> SELECTED PASSAGE:
______
The first telephone central office was installed in New York State in 1878, and a little less than 100 years later, in 1973, the first call was made over a cell phone. Now, in 2015, wireless technology is being brought into central offices. Heretofore, central offices were sort of the inner sanctums of the wireline side of the business, representing the traditional established world of telephony versus the upstart cowboys of the wireless industry.
Wireless base station hotels taking root in wireline central offices is symbolic of the growing importance of wireless and the increasingly symbiotic relationship between the wireline and the wireless sides of telecom companies.
“We have seen a change in the power structure at the carriers in the last year,” Mark Kerschner, senior wireless product manager, TE Connectivity, told AGL Media Group in a telephone interview. “The wireless side is taking over the management roles that were typically held by the wireline side. The two groups, wireline and wireless, which were previously siloed, are looking for ways to work together and gain efficiencies from that.”
One way of creating efficiencies is to use cloud RAN to distribute wireless capacity to the network through base station hotels in central offices.
“Carriers have been asking about how to merge wireless and wireline together and take advantage of the synergies between the two groups,” Kerschner said. “People have talked about it for the last two years but now we are seeing actual deployments into the central office.”
Collocation in the central office brings with it real estate efficiencies for the wireless operator, including access to fiber optics, power, HVAC and technical support. DAS networks have the ability to tie into existing fiber to the home and fiber to the curb networks to leverage spare pairs of fiber in those networks.
“The ability to have one location to go to is huge from an operational standpoint,” Kerschner said. “It is natural to have one connection that does not require additional build out in the field, trenching fiber or hanging aerial strands.”
TE Connectivity Receives NEBS Level 3 Certification for FlexWave DAS Host Units
So how does DAS equipment qualify to be deployed in the highly standardized central office? TE Connectivity submitted its FlexWave digital DAS Host Unit for 45-days of testing and achieved Network Equipment-Building System (NEBS) Level 3 compliance, which means it meets all telecom carrier standards for network equipment in central offices.
NEBS Level 3 is a set of carrier-class standards developed by Telcordia Technologies to standardize central office equipment around a strict set of requirements for fire suppression, thermal margin testing, vibration resistance, airflow patterns, acoustic limits, failover, RF emissions and tolerance.
The NEBS Level 3-compliant FlexWave host units can now be used for cloud RAN architecture and utilize existing wireline infrastructure to provide wireless access. Deploying FlexWave host units within the service provider’s central office enables access to existing dark fiber and muxponder solutions such as CWDM for digitized RF transport.
“We aim to lead the world in cloud RAN architecture, and this certification goes a long way toward making our FlexWave host standard equipment in central offices,” said Peter Wraight, vice president and general manager of TE Wireless.
TE Connectivity has a backlog of projects waiting to get into central offices, and it will ship product within a month.
______
> PROVIDED DATA:
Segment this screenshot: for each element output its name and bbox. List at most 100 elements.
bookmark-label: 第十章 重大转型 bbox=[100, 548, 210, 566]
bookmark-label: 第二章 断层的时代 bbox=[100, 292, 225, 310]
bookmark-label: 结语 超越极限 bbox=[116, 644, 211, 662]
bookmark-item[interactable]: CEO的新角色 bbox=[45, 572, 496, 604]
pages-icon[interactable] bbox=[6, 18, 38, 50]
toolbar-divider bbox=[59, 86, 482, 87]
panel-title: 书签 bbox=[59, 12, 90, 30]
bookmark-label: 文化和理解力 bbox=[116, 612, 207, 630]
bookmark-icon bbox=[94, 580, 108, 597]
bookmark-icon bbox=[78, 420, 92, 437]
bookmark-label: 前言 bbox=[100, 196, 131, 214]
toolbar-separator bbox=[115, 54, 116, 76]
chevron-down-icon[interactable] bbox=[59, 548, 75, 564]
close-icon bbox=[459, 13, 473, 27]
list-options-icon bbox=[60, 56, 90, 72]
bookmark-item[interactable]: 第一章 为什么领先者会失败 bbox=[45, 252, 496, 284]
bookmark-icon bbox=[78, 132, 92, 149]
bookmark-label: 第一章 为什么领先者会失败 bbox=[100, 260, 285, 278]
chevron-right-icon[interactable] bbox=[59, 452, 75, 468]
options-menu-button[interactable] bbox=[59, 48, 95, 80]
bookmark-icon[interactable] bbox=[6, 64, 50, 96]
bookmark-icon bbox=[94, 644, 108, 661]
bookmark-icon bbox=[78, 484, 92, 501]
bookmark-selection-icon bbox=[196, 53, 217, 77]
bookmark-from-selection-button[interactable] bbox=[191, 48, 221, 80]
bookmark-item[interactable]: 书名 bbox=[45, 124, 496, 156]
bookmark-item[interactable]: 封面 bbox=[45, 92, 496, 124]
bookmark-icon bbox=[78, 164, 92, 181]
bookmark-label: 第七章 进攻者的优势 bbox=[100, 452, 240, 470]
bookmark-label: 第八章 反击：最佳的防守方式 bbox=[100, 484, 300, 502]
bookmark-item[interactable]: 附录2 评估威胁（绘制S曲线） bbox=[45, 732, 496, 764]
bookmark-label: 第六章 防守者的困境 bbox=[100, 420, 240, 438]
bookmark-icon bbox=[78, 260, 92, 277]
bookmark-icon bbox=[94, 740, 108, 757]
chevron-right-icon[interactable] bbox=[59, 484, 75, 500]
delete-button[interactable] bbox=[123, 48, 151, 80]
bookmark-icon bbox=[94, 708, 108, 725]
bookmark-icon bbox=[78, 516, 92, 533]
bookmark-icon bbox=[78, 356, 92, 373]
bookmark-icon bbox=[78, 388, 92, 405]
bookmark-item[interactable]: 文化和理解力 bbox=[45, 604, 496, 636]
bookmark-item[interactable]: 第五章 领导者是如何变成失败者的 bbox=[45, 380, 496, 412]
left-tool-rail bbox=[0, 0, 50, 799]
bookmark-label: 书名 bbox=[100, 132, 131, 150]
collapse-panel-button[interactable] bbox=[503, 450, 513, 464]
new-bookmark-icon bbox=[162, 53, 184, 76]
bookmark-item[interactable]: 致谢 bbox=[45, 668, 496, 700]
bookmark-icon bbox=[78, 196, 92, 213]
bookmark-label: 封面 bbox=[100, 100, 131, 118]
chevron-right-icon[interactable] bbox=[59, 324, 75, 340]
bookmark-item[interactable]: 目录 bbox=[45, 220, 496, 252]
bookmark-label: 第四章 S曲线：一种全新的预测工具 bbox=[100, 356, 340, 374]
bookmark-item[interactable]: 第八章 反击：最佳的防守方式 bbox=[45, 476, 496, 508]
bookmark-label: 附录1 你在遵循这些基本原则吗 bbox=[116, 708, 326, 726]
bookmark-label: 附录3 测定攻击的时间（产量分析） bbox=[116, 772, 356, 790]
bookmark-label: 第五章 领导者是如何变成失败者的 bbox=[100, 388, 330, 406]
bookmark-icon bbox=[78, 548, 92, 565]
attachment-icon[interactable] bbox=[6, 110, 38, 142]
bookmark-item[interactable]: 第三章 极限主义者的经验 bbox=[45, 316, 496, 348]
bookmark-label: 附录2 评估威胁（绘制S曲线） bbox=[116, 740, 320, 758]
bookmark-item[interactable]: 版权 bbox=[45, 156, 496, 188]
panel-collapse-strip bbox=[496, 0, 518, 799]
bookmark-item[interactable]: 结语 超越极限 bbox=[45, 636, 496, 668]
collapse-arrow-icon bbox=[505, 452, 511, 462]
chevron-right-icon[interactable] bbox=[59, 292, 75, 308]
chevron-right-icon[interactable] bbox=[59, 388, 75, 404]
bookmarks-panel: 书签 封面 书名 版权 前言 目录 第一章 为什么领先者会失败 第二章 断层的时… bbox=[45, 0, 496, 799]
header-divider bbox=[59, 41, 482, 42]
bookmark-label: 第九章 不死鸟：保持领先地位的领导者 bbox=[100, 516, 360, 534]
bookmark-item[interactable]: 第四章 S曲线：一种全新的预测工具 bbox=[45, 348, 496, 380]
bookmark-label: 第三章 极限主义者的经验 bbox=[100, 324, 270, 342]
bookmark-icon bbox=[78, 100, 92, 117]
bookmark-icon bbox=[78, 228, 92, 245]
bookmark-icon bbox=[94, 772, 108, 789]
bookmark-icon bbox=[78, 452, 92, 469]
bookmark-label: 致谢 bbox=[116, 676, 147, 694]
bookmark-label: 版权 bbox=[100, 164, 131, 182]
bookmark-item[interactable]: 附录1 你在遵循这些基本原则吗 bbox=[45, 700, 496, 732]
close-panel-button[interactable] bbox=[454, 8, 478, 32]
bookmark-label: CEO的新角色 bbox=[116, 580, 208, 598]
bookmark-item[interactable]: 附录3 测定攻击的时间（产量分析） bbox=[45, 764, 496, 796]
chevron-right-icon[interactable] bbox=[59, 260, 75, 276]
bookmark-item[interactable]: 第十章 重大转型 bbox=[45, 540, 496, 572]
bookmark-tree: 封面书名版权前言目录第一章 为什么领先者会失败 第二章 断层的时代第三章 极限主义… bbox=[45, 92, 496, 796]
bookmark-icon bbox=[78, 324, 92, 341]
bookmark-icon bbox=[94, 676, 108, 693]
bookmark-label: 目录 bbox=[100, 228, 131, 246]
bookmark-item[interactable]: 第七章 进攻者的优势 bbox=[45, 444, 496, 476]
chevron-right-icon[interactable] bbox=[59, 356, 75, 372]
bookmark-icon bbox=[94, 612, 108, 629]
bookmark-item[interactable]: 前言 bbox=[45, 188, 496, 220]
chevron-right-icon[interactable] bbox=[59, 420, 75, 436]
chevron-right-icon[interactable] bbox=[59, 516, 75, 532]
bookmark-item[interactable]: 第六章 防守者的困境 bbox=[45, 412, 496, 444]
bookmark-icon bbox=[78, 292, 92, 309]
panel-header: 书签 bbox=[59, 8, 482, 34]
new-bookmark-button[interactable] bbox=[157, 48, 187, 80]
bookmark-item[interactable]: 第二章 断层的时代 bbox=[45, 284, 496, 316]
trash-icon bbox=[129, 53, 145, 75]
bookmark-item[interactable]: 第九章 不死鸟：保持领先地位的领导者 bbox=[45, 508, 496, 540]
______
> TASK TO COMPLETE: Please name everything that the article on wireless equipment in telephone central offices says collocation in the central office gives the wireless operator access to.

> THE COMPLETED TASK:
- Fiber optics
- Power
- HVAC
- Technical support